§ Text segment:
════════════════════

The preparation of financial statements in conformity with generally accepted accounting principles requires management to make estimates and assumptions that affect the reported amounts of assets and liabilities and disclosure of contingent assets and liabilities at the date of the financial statements and the reported amounts of revenues and expenses during the reporting period. Actual results could differ from those estimates.  


Risks and Uncertainties


The Company is subject to substantial risks from, among other things, intense competition associated with the industry in general, other risks associated with financing, liquidity requirements, rapidly changing customer requirements, limited operating history, foreign currency exchange rates and the volatility of public markets.


Allowance for Doubtful Accounts


The Company maintains reserves for potential credit losses on accounts receivable. Management reviews the composition of accounts receivable and analyzes historical bad debts, customer concentrations, customer credit worthiness, current economic trends and changes in customer payment patterns to evaluate the adequacy of these reserves.

════════════════════

§ Data excerpts:
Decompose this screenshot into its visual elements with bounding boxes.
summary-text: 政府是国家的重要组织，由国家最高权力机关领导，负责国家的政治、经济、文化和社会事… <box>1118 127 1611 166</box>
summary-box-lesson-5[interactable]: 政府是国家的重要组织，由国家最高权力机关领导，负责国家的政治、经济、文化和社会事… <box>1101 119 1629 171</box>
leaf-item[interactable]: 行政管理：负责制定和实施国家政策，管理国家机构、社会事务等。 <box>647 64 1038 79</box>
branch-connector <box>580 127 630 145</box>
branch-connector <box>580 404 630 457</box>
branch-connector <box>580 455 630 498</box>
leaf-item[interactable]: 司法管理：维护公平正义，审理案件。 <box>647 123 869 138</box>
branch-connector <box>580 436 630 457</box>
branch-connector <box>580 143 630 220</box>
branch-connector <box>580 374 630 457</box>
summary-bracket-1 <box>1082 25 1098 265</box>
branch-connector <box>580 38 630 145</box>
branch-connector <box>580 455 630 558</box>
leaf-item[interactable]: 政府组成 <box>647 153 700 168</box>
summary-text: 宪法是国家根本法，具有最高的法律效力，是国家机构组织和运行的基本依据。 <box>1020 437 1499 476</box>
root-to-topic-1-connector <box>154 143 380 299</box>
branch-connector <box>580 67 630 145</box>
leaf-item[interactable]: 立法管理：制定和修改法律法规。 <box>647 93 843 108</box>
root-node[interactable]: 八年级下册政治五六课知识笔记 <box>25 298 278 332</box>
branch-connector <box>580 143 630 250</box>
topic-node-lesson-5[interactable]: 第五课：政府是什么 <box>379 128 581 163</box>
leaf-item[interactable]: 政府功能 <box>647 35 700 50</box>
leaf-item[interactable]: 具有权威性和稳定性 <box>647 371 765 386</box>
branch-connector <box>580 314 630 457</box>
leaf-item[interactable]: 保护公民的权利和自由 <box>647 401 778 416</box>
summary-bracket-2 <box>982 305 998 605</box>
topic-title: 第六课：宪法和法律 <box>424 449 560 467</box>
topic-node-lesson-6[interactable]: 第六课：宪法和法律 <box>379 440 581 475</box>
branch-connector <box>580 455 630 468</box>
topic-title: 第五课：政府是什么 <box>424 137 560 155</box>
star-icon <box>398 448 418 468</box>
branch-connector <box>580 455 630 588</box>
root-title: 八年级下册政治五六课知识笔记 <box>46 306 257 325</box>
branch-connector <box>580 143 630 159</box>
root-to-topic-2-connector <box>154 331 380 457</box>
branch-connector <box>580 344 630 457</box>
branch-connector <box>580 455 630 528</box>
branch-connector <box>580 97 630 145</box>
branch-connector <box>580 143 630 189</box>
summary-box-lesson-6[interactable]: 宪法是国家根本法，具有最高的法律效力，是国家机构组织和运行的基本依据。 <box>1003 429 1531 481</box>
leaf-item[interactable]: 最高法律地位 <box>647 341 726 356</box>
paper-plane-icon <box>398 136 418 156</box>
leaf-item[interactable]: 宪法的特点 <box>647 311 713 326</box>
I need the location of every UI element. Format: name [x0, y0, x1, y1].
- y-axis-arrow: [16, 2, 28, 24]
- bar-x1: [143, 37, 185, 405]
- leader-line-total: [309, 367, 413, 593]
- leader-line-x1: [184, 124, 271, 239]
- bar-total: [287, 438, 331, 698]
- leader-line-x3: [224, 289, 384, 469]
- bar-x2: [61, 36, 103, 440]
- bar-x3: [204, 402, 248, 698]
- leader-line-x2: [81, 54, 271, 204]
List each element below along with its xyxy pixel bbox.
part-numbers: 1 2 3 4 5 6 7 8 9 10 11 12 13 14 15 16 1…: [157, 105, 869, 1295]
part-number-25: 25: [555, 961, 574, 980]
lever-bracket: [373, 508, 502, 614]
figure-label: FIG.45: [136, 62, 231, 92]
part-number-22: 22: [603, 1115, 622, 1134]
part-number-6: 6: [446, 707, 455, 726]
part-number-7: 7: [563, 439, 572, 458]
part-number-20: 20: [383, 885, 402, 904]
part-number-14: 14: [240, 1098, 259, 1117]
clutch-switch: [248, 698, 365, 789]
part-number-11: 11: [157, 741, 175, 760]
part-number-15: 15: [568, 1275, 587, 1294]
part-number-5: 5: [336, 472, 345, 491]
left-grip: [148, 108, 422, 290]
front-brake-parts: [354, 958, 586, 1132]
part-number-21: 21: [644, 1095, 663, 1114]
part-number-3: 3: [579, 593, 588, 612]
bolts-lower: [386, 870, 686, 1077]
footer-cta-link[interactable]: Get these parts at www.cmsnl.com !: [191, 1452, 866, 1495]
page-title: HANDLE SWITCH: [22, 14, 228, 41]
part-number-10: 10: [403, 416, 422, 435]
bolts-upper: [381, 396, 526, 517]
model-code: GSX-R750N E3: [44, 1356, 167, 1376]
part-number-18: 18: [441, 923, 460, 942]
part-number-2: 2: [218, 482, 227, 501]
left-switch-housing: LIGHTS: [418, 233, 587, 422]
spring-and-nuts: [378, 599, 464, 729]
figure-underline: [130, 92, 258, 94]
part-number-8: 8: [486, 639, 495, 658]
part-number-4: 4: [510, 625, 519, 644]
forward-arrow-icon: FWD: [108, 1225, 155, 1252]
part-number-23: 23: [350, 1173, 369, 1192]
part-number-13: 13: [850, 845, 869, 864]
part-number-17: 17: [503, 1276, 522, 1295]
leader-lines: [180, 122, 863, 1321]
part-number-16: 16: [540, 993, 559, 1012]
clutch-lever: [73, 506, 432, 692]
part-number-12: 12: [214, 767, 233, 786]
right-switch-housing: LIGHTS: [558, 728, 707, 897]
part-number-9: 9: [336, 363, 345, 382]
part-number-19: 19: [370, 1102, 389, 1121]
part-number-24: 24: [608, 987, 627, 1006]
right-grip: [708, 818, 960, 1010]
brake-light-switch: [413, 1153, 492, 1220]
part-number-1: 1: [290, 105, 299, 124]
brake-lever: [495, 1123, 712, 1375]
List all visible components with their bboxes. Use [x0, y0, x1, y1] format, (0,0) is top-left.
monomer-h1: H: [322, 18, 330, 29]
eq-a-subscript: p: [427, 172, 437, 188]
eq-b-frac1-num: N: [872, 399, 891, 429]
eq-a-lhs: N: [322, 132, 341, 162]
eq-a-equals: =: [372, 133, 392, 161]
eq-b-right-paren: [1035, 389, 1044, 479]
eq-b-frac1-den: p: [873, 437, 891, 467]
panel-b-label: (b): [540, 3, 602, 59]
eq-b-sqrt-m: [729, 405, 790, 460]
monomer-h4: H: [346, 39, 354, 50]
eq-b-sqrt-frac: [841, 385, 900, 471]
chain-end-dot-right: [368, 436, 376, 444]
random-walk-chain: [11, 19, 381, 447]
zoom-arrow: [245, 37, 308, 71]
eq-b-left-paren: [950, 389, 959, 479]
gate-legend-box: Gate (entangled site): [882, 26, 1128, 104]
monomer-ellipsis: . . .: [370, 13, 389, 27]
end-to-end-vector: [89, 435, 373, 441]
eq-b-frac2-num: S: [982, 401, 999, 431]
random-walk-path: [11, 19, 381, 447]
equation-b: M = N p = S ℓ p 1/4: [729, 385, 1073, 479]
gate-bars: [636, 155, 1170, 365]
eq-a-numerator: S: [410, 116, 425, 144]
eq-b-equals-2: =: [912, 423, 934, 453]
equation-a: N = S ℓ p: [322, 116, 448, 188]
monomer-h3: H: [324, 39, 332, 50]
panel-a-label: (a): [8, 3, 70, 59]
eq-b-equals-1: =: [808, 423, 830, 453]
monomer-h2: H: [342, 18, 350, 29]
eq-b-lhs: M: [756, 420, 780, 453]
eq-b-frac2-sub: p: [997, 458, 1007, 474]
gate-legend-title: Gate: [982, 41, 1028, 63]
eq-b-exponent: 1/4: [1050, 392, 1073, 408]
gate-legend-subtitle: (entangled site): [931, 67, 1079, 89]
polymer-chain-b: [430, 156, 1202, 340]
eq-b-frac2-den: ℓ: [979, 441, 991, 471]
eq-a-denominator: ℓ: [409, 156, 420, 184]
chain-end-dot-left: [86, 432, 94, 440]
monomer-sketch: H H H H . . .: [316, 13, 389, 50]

════════════════════

§ Direction:
Using the accounting notes, answer:
(a) What does preparing financial statements in conformity with generally accepted accounting principles require management to make?
(b) For what does the Company maintain reserves?
(c) Under "Risks and Uncertainties", what kind of operating history is listed as a risk?
Answer from the accounting notes only, not from the records.

§ Response to the task:
(a) Estimates and assumptions
(b) Potential credit losses on accounts receivable
(c) A limited operating history